ENTRIES:

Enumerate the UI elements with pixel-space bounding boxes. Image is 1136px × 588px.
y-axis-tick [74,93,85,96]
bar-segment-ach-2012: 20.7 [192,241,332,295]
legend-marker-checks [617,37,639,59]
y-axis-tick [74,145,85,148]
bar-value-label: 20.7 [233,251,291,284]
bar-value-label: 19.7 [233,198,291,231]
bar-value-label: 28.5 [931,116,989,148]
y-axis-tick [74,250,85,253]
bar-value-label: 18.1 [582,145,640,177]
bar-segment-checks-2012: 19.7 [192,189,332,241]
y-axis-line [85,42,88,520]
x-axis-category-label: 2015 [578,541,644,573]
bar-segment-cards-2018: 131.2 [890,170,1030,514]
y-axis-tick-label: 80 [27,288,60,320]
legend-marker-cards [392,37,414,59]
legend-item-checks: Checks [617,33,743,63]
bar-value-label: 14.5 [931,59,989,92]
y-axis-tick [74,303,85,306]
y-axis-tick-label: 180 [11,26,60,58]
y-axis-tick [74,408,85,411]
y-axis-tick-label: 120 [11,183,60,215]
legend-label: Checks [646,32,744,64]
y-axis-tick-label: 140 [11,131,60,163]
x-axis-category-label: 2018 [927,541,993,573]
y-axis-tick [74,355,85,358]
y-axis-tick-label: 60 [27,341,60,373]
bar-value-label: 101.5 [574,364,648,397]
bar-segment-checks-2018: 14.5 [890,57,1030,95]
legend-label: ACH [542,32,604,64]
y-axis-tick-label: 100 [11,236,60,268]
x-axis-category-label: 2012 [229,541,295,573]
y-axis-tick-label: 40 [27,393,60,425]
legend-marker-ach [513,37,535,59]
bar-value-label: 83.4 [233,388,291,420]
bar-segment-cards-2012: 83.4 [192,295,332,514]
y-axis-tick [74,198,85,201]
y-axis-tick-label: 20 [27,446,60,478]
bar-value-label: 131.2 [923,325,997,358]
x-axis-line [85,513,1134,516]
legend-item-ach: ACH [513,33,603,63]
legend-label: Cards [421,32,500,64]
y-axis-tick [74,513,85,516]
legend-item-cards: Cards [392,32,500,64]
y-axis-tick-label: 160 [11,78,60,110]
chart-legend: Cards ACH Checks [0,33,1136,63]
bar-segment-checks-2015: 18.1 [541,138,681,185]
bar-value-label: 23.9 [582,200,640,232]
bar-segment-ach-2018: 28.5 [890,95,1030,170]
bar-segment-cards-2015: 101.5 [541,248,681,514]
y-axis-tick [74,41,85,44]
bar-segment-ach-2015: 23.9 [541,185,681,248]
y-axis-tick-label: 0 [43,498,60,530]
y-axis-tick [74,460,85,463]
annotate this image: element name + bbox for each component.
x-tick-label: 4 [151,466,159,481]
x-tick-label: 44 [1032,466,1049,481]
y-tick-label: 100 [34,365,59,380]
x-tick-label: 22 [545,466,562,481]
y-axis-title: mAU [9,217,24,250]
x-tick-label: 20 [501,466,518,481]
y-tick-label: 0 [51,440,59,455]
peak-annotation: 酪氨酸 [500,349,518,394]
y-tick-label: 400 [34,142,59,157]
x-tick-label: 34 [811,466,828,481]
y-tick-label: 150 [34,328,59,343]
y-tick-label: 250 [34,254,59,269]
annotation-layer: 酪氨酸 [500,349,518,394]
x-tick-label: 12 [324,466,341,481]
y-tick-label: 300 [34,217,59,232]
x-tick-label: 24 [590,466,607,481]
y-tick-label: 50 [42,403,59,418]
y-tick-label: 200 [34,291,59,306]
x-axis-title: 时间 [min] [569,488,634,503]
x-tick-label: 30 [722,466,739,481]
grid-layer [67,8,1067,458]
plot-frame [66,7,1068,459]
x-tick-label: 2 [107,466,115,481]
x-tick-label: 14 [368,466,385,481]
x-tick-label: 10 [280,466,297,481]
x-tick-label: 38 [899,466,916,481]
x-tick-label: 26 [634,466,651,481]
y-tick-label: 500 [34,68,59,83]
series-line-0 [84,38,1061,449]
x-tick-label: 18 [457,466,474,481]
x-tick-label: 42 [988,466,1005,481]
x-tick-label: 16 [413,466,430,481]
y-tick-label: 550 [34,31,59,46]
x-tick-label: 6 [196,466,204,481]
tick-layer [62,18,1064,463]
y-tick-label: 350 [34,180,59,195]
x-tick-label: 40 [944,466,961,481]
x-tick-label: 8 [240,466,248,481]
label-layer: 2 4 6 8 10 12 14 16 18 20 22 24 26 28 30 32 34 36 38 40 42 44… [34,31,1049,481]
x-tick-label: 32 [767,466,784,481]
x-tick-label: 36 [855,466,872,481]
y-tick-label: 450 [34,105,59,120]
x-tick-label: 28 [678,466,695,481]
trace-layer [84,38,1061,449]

WORK INSTRUCTIONS:
Return all of the lines above verbatim, keeping each one unchanged and in its original order.

TASK RESULT:
Enumerate the UI elements with pixel-space bounding boxes. Image is 1136px × 588px.
y-axis-tick [74,93,85,96]
bar-segment-ach-2012: 20.7 [192,241,332,295]
legend-marker-checks [617,37,639,59]
y-axis-tick [74,145,85,148]
bar-value-label: 20.7 [233,251,291,284]
bar-value-label: 19.7 [233,198,291,231]
bar-value-label: 28.5 [931,116,989,148]
y-axis-tick [74,250,85,253]
bar-value-label: 18.1 [582,145,640,177]
bar-segment-checks-2012: 19.7 [192,189,332,241]
y-axis-line [85,42,88,520]
x-axis-category-label: 2015 [578,541,644,573]
bar-segment-cards-2018: 131.2 [890,170,1030,514]
y-axis-tick-label: 80 [27,288,60,320]
legend-marker-cards [392,37,414,59]
legend-item-checks: Checks [617,33,743,63]
bar-value-label: 14.5 [931,59,989,92]
y-axis-tick [74,303,85,306]
y-axis-tick-label: 180 [11,26,60,58]
y-axis-tick [74,408,85,411]
y-axis-tick-label: 120 [11,183,60,215]
legend-label: Checks [646,32,744,64]
y-axis-tick-label: 140 [11,131,60,163]
x-axis-category-label: 2018 [927,541,993,573]
y-axis-tick [74,355,85,358]
y-axis-tick-label: 60 [27,341,60,373]
bar-value-label: 101.5 [574,364,648,397]
bar-segment-checks-2018: 14.5 [890,57,1030,95]
legend-label: ACH [542,32,604,64]
y-axis-tick-label: 100 [11,236,60,268]
x-axis-category-label: 2012 [229,541,295,573]
y-axis-tick-label: 40 [27,393,60,425]
legend-marker-ach [513,37,535,59]
bar-value-label: 83.4 [233,388,291,420]
bar-segment-cards-2012: 83.4 [192,295,332,514]
y-axis-tick [74,198,85,201]
y-axis-tick-label: 20 [27,446,60,478]
bar-value-label: 131.2 [923,325,997,358]
x-axis-line [85,513,1134,516]
legend-item-ach: ACH [513,33,603,63]
legend-label: Cards [421,32,500,64]
y-axis-tick [74,513,85,516]
legend-item-cards: Cards [392,32,500,64]
y-axis-tick-label: 160 [11,78,60,110]
chart-legend: Cards ACH Checks [0,33,1136,63]
bar-segment-checks-2015: 18.1 [541,138,681,185]
bar-value-label: 23.9 [582,200,640,232]
bar-segment-ach-2018: 28.5 [890,95,1030,170]
bar-segment-cards-2015: 101.5 [541,248,681,514]
y-axis-tick [74,41,85,44]
bar-segment-ach-2015: 23.9 [541,185,681,248]
y-axis-tick-label: 0 [43,498,60,530]
y-axis-tick [74,460,85,463]
annotate this image: element name + bbox for each component.
x-tick-label: 4 [151,466,159,481]
x-tick-label: 44 [1032,466,1049,481]
y-tick-label: 100 [34,365,59,380]
x-tick-label: 22 [545,466,562,481]
y-axis-title: mAU [9,217,24,250]
x-tick-label: 20 [501,466,518,481]
y-tick-label: 0 [51,440,59,455]
peak-annotation: 酪氨酸 [500,349,518,394]
y-tick-label: 400 [34,142,59,157]
x-tick-label: 34 [811,466,828,481]
y-tick-label: 150 [34,328,59,343]
y-tick-label: 250 [34,254,59,269]
annotation-layer: 酪氨酸 [500,349,518,394]
x-tick-label: 12 [324,466,341,481]
y-tick-label: 300 [34,217,59,232]
x-tick-label: 24 [590,466,607,481]
y-tick-label: 50 [42,403,59,418]
y-tick-label: 200 [34,291,59,306]
x-axis-title: 时间 [min] [569,488,634,503]
x-tick-label: 30 [722,466,739,481]
grid-layer [67,8,1067,458]
plot-frame [66,7,1068,459]
x-tick-label: 2 [107,466,115,481]
x-tick-label: 14 [368,466,385,481]
x-tick-label: 10 [280,466,297,481]
x-tick-label: 38 [899,466,916,481]
x-tick-label: 26 [634,466,651,481]
y-tick-label: 500 [34,68,59,83]
series-line-0 [84,38,1061,449]
x-tick-label: 18 [457,466,474,481]
x-tick-label: 42 [988,466,1005,481]
x-tick-label: 16 [413,466,430,481]
y-tick-label: 550 [34,31,59,46]
x-tick-label: 6 [196,466,204,481]
tick-layer [62,18,1064,463]
y-tick-label: 350 [34,180,59,195]
x-tick-label: 40 [944,466,961,481]
x-tick-label: 8 [240,466,248,481]
label-layer: 2 4 6 8 10 12 14 16 18 20 22 24 26 28 30 32 34 36 38 40 42 44… [34,31,1049,481]
x-tick-label: 32 [767,466,784,481]
x-tick-label: 36 [855,466,872,481]
y-tick-label: 450 [34,105,59,120]
x-tick-label: 28 [678,466,695,481]
trace-layer [84,38,1061,449]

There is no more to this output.